§ Given records:
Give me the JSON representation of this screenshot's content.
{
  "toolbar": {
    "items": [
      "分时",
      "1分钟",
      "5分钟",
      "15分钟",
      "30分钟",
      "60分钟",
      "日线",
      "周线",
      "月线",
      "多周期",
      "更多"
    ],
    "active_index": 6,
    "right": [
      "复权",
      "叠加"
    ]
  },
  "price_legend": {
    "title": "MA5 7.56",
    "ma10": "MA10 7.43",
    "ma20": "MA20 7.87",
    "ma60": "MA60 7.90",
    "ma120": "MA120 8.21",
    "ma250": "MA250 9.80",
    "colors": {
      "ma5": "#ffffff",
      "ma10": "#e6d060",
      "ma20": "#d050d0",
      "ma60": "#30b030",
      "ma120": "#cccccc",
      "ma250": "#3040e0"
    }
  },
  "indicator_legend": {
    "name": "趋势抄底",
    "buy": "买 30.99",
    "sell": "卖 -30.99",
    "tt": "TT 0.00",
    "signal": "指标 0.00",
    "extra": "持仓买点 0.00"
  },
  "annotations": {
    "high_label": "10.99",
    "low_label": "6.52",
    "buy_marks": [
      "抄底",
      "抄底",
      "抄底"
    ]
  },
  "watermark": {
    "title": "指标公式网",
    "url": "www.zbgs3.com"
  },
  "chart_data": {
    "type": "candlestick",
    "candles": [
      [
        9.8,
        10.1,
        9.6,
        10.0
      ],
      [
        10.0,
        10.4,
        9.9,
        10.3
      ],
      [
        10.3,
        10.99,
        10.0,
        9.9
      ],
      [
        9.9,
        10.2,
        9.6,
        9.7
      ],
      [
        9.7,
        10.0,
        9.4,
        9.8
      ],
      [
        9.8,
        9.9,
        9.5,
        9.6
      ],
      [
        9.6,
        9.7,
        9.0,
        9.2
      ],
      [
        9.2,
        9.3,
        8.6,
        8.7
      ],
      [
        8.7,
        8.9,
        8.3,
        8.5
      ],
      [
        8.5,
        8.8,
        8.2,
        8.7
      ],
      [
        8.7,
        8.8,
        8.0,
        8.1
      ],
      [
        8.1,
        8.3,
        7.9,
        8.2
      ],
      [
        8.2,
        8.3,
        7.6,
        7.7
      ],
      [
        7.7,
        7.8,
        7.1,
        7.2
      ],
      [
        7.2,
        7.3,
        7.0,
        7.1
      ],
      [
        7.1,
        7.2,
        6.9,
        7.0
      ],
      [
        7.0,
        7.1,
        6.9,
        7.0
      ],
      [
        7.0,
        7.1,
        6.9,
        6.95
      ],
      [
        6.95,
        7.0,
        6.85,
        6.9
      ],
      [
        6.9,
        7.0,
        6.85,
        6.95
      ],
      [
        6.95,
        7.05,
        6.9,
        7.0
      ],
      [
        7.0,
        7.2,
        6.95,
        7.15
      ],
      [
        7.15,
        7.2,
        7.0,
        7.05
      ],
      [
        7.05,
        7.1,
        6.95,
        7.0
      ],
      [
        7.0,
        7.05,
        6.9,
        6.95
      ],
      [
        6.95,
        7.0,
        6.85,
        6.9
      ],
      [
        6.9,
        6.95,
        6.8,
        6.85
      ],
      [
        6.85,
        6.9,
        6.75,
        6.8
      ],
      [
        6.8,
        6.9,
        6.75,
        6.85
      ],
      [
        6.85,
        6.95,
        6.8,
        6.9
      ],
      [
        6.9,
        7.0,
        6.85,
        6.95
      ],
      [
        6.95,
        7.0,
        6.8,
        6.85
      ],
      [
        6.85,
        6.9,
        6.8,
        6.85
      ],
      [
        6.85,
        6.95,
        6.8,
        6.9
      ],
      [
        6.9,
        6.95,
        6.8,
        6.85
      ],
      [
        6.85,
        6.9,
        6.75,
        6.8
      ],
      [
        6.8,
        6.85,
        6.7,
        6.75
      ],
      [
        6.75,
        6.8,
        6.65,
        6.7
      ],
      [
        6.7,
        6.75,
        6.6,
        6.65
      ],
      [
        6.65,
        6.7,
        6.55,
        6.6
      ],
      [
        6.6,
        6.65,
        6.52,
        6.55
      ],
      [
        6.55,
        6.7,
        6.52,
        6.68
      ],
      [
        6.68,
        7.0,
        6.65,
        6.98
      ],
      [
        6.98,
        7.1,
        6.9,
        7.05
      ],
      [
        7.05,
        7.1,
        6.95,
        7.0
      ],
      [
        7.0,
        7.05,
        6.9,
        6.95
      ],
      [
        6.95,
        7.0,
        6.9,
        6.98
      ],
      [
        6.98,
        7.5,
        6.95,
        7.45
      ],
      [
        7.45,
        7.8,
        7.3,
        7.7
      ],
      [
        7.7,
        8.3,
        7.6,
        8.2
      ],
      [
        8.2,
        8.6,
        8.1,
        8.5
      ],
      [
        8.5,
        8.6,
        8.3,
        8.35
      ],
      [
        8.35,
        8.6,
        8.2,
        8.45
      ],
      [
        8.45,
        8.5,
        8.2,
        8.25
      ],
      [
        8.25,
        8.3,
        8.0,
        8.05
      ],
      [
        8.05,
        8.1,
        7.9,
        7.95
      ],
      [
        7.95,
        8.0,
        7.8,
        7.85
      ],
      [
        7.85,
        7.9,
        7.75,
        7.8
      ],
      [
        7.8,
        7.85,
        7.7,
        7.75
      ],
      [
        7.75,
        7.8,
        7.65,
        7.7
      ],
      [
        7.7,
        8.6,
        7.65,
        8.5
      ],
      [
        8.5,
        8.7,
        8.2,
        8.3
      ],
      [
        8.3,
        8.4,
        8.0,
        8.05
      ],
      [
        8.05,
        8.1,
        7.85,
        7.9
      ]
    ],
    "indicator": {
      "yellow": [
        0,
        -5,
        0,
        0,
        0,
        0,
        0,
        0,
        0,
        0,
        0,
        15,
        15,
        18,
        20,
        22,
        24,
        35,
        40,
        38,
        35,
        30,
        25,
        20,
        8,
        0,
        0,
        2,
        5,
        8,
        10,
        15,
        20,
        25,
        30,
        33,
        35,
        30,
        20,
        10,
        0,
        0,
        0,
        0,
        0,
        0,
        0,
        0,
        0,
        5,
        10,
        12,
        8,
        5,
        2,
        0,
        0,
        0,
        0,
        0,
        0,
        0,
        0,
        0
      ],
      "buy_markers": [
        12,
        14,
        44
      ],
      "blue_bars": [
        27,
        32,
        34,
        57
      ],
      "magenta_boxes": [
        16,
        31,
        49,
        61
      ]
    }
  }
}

§ What the task asks:
In this exercise, repeat all entries exactly.

§ Solution below:
Give me the JSON representation of this screenshot's content.
{
  "toolbar": {
    "items": [
      "分时",
      "1分钟",
      "5分钟",
      "15分钟",
      "30分钟",
      "60分钟",
      "日线",
      "周线",
      "月线",
      "多周期",
      "更多"
    ],
    "active_index": 6,
    "right": [
      "复权",
      "叠加"
    ]
  },
  "price_legend": {
    "title": "MA5 7.56",
    "ma10": "MA10 7.43",
    "ma20": "MA20 7.87",
    "ma60": "MA60 7.90",
    "ma120": "MA120 8.21",
    "ma250": "MA250 9.80",
    "colors": {
      "ma5": "#ffffff",
      "ma10": "#e6d060",
      "ma20": "#d050d0",
      "ma60": "#30b030",
      "ma120": "#cccccc",
      "ma250": "#3040e0"
    }
  },
  "indicator_legend": {
    "name": "趋势抄底",
    "buy": "买 30.99",
    "sell": "卖 -30.99",
    "tt": "TT 0.00",
    "signal": "指标 0.00",
    "extra": "持仓买点 0.00"
  },
  "annotations": {
    "high_label": "10.99",
    "low_label": "6.52",
    "buy_marks": [
      "抄底",
      "抄底",
      "抄底"
    ]
  },
  "watermark": {
    "title": "指标公式网",
    "url": "www.zbgs3.com"
  },
  "chart_data": {
    "type": "candlestick",
    "candles": [
      [
        9.8,
        10.1,
        9.6,
        10.0
      ],
      [
        10.0,
        10.4,
        9.9,
        10.3
      ],
      [
        10.3,
        10.99,
        10.0,
        9.9
      ],
      [
        9.9,
        10.2,
        9.6,
        9.7
      ],
      [
        9.7,
        10.0,
        9.4,
        9.8
      ],
      [
        9.8,
        9.9,
        9.5,
        9.6
      ],
      [
        9.6,
        9.7,
        9.0,
        9.2
      ],
      [
        9.2,
        9.3,
        8.6,
        8.7
      ],
      [
        8.7,
        8.9,
        8.3,
        8.5
      ],
      [
        8.5,
        8.8,
        8.2,
        8.7
      ],
      [
        8.7,
        8.8,
        8.0,
        8.1
      ],
      [
        8.1,
        8.3,
        7.9,
        8.2
      ],
      [
        8.2,
        8.3,
        7.6,
        7.7
      ],
      [
        7.7,
        7.8,
        7.1,
        7.2
      ],
      [
        7.2,
        7.3,
        7.0,
        7.1
      ],
      [
        7.1,
        7.2,
        6.9,
        7.0
      ],
      [
        7.0,
        7.1,
        6.9,
        7.0
      ],
      [
        7.0,
        7.1,
        6.9,
        6.95
      ],
      [
        6.95,
        7.0,
        6.85,
        6.9
      ],
      [
        6.9,
        7.0,
        6.85,
        6.95
      ],
      [
        6.95,
        7.05,
        6.9,
        7.0
      ],
      [
        7.0,
        7.2,
        6.95,
        7.15
      ],
      [
        7.15,
        7.2,
        7.0,
        7.05
      ],
      [
        7.05,
        7.1,
        6.95,
        7.0
      ],
      [
        7.0,
        7.05,
        6.9,
        6.95
      ],
      [
        6.95,
        7.0,
        6.85,
        6.9
      ],
      [
        6.9,
        6.95,
        6.8,
        6.85
      ],
      [
        6.85,
        6.9,
        6.75,
        6.8
      ],
      [
        6.8,
        6.9,
        6.75,
        6.85
      ],
      [
        6.85,
        6.95,
        6.8,
        6.9
      ],
      [
        6.9,
        7.0,
        6.85,
        6.95
      ],
      [
        6.95,
        7.0,
        6.8,
        6.85
      ],
      [
        6.85,
        6.9,
        6.8,
        6.85
      ],
      [
        6.85,
        6.95,
        6.8,
        6.9
      ],
      [
        6.9,
        6.95,
        6.8,
        6.85
      ],
      [
        6.85,
        6.9,
        6.75,
        6.8
      ],
      [
        6.8,
        6.85,
        6.7,
        6.75
      ],
      [
        6.75,
        6.8,
        6.65,
        6.7
      ],
      [
        6.7,
        6.75,
        6.6,
        6.65
      ],
      [
        6.65,
        6.7,
        6.55,
        6.6
      ],
      [
        6.6,
        6.65,
        6.52,
        6.55
      ],
      [
        6.55,
        6.7,
        6.52,
        6.68
      ],
      [
        6.68,
        7.0,
        6.65,
        6.98
      ],
      [
        6.98,
        7.1,
        6.9,
        7.05
      ],
      [
        7.05,
        7.1,
        6.95,
        7.0
      ],
      [
        7.0,
        7.05,
        6.9,
        6.95
      ],
      [
        6.95,
        7.0,
        6.9,
        6.98
      ],
      [
        6.98,
        7.5,
        6.95,
        7.45
      ],
      [
        7.45,
        7.8,
        7.3,
        7.7
      ],
      [
        7.7,
        8.3,
        7.6,
        8.2
      ],
      [
        8.2,
        8.6,
        8.1,
        8.5
      ],
      [
        8.5,
        8.6,
        8.3,
        8.35
      ],
      [
        8.35,
        8.6,
        8.2,
        8.45
      ],
      [
        8.45,
        8.5,
        8.2,
        8.25
      ],
      [
        8.25,
        8.3,
        8.0,
        8.05
      ],
      [
        8.05,
        8.1,
        7.9,
        7.95
      ],
      [
        7.95,
        8.0,
        7.8,
        7.85
      ],
      [
        7.85,
        7.9,
        7.75,
        7.8
      ],
      [
        7.8,
        7.85,
        7.7,
        7.75
      ],
      [
        7.75,
        7.8,
        7.65,
        7.7
      ],
      [
        7.7,
        8.6,
        7.65,
        8.5
      ],
      [
        8.5,
        8.7,
        8.2,
        8.3
      ],
      [
        8.3,
        8.4,
        8.0,
        8.05
      ],
      [
        8.05,
        8.1,
        7.85,
        7.9
      ]
    ],
    "indicator": {
      "yellow": [
        0,
        -5,
        0,
        0,
        0,
        0,
        0,
        0,
        0,
        0,
        0,
        15,
        15,
        18,
        20,
        22,
        24,
        35,
        40,
        38,
        35,
        30,
        25,
        20,
        8,
        0,
        0,
        2,
        5,
        8,
        10,
        15,
        20,
        25,
        30,
        33,
        35,
        30,
        20,
        10,
        0,
        0,
        0,
        0,
        0,
        0,
        0,
        0,
        0,
        5,
        10,
        12,
        8,
        5,
        2,
        0,
        0,
        0,
        0,
        0,
        0,
        0,
        0,
        0
      ],
      "buy_markers": [
        12,
        14,
        44
      ],
      "blue_bars": [
        27,
        32,
        34,
        57
      ],
      "magenta_boxes": [
        16,
        31,
        49,
        61
      ]
    }
  }
}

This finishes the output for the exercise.